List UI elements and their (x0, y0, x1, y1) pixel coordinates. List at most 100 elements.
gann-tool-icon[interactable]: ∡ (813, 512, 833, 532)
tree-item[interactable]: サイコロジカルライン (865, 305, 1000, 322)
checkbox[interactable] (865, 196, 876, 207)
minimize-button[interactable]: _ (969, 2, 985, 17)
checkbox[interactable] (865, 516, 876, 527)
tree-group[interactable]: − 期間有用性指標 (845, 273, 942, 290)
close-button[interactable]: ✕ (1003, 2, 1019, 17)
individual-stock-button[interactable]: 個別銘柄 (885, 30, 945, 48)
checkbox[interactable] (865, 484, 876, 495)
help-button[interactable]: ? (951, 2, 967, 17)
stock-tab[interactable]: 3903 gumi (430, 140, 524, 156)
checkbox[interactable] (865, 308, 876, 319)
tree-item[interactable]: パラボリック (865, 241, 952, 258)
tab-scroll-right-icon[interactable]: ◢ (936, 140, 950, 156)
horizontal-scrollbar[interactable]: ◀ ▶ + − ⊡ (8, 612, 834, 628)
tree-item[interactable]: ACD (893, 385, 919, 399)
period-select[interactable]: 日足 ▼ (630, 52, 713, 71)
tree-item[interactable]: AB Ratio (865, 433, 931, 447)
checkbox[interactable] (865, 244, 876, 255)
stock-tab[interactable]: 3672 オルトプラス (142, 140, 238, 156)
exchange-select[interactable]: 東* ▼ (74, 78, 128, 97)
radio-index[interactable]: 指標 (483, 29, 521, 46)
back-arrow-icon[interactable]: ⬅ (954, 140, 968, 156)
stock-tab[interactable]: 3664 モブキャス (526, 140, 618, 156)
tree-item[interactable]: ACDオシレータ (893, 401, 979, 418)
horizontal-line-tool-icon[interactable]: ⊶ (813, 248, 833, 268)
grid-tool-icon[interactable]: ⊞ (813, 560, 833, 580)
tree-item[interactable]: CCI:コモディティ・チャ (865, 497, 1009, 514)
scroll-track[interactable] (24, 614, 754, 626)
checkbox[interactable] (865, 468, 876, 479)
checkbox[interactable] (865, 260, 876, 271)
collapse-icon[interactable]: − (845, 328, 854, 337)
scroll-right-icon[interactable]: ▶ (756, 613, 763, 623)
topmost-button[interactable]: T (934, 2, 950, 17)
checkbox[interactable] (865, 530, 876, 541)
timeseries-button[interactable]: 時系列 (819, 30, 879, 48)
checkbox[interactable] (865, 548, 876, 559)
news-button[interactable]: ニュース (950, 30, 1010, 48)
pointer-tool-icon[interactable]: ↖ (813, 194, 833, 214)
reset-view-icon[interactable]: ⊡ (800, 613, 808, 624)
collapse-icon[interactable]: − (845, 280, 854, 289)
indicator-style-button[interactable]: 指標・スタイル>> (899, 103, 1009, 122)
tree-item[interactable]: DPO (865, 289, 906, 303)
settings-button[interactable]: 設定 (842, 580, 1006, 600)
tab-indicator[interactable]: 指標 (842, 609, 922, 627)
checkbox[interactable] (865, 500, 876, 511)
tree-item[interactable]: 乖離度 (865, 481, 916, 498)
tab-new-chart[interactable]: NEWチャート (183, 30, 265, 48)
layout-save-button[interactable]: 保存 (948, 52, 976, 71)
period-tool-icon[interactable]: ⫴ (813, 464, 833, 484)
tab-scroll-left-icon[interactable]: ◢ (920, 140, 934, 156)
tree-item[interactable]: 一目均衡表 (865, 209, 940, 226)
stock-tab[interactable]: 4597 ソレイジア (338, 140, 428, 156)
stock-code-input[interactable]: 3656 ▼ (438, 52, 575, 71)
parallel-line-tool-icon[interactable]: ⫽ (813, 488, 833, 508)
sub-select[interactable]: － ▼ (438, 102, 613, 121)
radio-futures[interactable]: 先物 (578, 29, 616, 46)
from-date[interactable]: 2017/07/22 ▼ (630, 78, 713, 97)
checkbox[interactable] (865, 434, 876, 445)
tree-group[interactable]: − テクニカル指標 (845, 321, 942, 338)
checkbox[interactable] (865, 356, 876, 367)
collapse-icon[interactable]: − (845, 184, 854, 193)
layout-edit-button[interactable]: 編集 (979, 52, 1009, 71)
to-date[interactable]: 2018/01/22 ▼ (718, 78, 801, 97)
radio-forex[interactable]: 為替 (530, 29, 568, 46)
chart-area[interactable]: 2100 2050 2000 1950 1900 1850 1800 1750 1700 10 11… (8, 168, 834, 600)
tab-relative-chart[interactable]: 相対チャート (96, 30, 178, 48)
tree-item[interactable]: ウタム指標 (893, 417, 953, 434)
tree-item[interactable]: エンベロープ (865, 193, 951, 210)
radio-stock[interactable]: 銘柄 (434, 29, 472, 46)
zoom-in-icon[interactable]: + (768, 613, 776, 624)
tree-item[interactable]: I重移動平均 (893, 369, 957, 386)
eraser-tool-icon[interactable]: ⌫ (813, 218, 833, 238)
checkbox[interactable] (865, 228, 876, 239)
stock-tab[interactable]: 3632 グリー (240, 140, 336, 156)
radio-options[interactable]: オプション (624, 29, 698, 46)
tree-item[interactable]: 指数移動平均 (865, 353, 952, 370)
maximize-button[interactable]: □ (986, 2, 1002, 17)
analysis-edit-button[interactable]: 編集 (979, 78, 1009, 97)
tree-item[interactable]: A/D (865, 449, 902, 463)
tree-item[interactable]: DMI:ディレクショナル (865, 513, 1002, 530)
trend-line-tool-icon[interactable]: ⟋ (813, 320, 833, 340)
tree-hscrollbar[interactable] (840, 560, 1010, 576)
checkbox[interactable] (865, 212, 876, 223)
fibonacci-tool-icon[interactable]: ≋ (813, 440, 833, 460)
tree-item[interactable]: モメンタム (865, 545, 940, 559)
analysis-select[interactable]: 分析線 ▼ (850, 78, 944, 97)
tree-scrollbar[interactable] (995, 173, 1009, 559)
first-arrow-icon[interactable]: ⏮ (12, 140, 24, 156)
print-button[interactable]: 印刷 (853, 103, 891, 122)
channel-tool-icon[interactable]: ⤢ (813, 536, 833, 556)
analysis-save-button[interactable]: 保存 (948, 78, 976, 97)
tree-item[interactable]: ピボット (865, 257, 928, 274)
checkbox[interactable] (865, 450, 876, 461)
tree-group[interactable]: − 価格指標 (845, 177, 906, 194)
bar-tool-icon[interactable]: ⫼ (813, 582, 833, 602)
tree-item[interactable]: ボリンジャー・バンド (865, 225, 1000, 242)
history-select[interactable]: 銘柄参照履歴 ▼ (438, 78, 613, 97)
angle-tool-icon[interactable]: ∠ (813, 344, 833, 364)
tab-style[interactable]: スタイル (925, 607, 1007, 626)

_Exercise goal_.
Copy out every row above without changing a single character.

_Finished answer_.
List UI elements and their (x0, y0, x1, y1) pixel coordinates. List at most 100 elements.
gann-tool-icon[interactable]: ∡ (813, 512, 833, 532)
tree-item[interactable]: サイコロジカルライン (865, 305, 1000, 322)
checkbox[interactable] (865, 196, 876, 207)
minimize-button[interactable]: _ (969, 2, 985, 17)
checkbox[interactable] (865, 516, 876, 527)
tree-group[interactable]: − 期間有用性指標 (845, 273, 942, 290)
close-button[interactable]: ✕ (1003, 2, 1019, 17)
individual-stock-button[interactable]: 個別銘柄 (885, 30, 945, 48)
checkbox[interactable] (865, 484, 876, 495)
help-button[interactable]: ? (951, 2, 967, 17)
stock-tab[interactable]: 3903 gumi (430, 140, 524, 156)
checkbox[interactable] (865, 308, 876, 319)
tree-item[interactable]: パラボリック (865, 241, 952, 258)
tab-scroll-right-icon[interactable]: ◢ (936, 140, 950, 156)
horizontal-scrollbar[interactable]: ◀ ▶ + − ⊡ (8, 612, 834, 628)
tree-item[interactable]: ACD (893, 385, 919, 399)
period-select[interactable]: 日足 ▼ (630, 52, 713, 71)
tree-item[interactable]: AB Ratio (865, 433, 931, 447)
checkbox[interactable] (865, 244, 876, 255)
stock-tab[interactable]: 3672 オルトプラス (142, 140, 238, 156)
exchange-select[interactable]: 東* ▼ (74, 78, 128, 97)
radio-index[interactable]: 指標 (483, 29, 521, 46)
back-arrow-icon[interactable]: ⬅ (954, 140, 968, 156)
stock-tab[interactable]: 3664 モブキャス (526, 140, 618, 156)
tree-item[interactable]: ACDオシレータ (893, 401, 979, 418)
horizontal-line-tool-icon[interactable]: ⊶ (813, 248, 833, 268)
grid-tool-icon[interactable]: ⊞ (813, 560, 833, 580)
tree-item[interactable]: CCI:コモディティ・チャ (865, 497, 1009, 514)
scroll-track[interactable] (24, 614, 754, 626)
checkbox[interactable] (865, 468, 876, 479)
checkbox[interactable] (865, 260, 876, 271)
collapse-icon[interactable]: − (845, 328, 854, 337)
scroll-right-icon[interactable]: ▶ (756, 613, 763, 623)
topmost-button[interactable]: T (934, 2, 950, 17)
checkbox[interactable] (865, 530, 876, 541)
timeseries-button[interactable]: 時系列 (819, 30, 879, 48)
checkbox[interactable] (865, 548, 876, 559)
news-button[interactable]: ニュース (950, 30, 1010, 48)
pointer-tool-icon[interactable]: ↖ (813, 194, 833, 214)
reset-view-icon[interactable]: ⊡ (800, 613, 808, 624)
collapse-icon[interactable]: − (845, 280, 854, 289)
indicator-style-button[interactable]: 指標・スタイル>> (899, 103, 1009, 122)
tree-item[interactable]: DPO (865, 289, 906, 303)
settings-button[interactable]: 設定 (842, 580, 1006, 600)
tab-indicator[interactable]: 指標 (842, 609, 922, 627)
checkbox[interactable] (865, 500, 876, 511)
tree-item[interactable]: 乖離度 (865, 481, 916, 498)
tab-new-chart[interactable]: NEWチャート (183, 30, 265, 48)
layout-save-button[interactable]: 保存 (948, 52, 976, 71)
period-tool-icon[interactable]: ⫴ (813, 464, 833, 484)
tab-scroll-left-icon[interactable]: ◢ (920, 140, 934, 156)
tree-item[interactable]: 一目均衡表 (865, 209, 940, 226)
stock-tab[interactable]: 4597 ソレイジア (338, 140, 428, 156)
stock-code-input[interactable]: 3656 ▼ (438, 52, 575, 71)
parallel-line-tool-icon[interactable]: ⫽ (813, 488, 833, 508)
sub-select[interactable]: － ▼ (438, 102, 613, 121)
radio-futures[interactable]: 先物 (578, 29, 616, 46)
from-date[interactable]: 2017/07/22 ▼ (630, 78, 713, 97)
checkbox[interactable] (865, 434, 876, 445)
tree-group[interactable]: − テクニカル指標 (845, 321, 942, 338)
checkbox[interactable] (865, 356, 876, 367)
collapse-icon[interactable]: − (845, 184, 854, 193)
layout-edit-button[interactable]: 編集 (979, 52, 1009, 71)
to-date[interactable]: 2018/01/22 ▼ (718, 78, 801, 97)
radio-forex[interactable]: 為替 (530, 29, 568, 46)
chart-area[interactable]: 2100 2050 2000 1950 1900 1850 1800 1750 1700 10 11… (8, 168, 834, 600)
tab-relative-chart[interactable]: 相対チャート (96, 30, 178, 48)
tree-item[interactable]: ウタム指標 (893, 417, 953, 434)
tree-item[interactable]: エンベロープ (865, 193, 951, 210)
radio-stock[interactable]: 銘柄 (434, 29, 472, 46)
zoom-in-icon[interactable]: + (768, 613, 776, 624)
tree-item[interactable]: I重移動平均 (893, 369, 957, 386)
eraser-tool-icon[interactable]: ⌫ (813, 218, 833, 238)
checkbox[interactable] (865, 228, 876, 239)
stock-tab[interactable]: 3632 グリー (240, 140, 336, 156)
radio-options[interactable]: オプション (624, 29, 698, 46)
tree-item[interactable]: 指数移動平均 (865, 353, 952, 370)
maximize-button[interactable]: □ (986, 2, 1002, 17)
analysis-edit-button[interactable]: 編集 (979, 78, 1009, 97)
tree-item[interactable]: A/D (865, 449, 902, 463)
tree-item[interactable]: DMI:ディレクショナル (865, 513, 1002, 530)
trend-line-tool-icon[interactable]: ⟋ (813, 320, 833, 340)
tree-hscrollbar[interactable] (840, 560, 1010, 576)
checkbox[interactable] (865, 212, 876, 223)
fibonacci-tool-icon[interactable]: ≋ (813, 440, 833, 460)
tree-item[interactable]: モメンタム (865, 545, 940, 559)
analysis-select[interactable]: 分析線 ▼ (850, 78, 944, 97)
tree-scrollbar[interactable] (995, 173, 1009, 559)
first-arrow-icon[interactable]: ⏮ (12, 140, 24, 156)
print-button[interactable]: 印刷 (853, 103, 891, 122)
channel-tool-icon[interactable]: ⤢ (813, 536, 833, 556)
analysis-save-button[interactable]: 保存 (948, 78, 976, 97)
tree-item[interactable]: ピボット (865, 257, 928, 274)
checkbox[interactable] (865, 450, 876, 461)
tree-group[interactable]: − 価格指標 (845, 177, 906, 194)
bar-tool-icon[interactable]: ⫼ (813, 582, 833, 602)
tree-item[interactable]: ボリンジャー・バンド (865, 225, 1000, 242)
history-select[interactable]: 銘柄参照履歴 ▼ (438, 78, 613, 97)
angle-tool-icon[interactable]: ∠ (813, 344, 833, 364)
tab-style[interactable]: スタイル (925, 607, 1007, 626)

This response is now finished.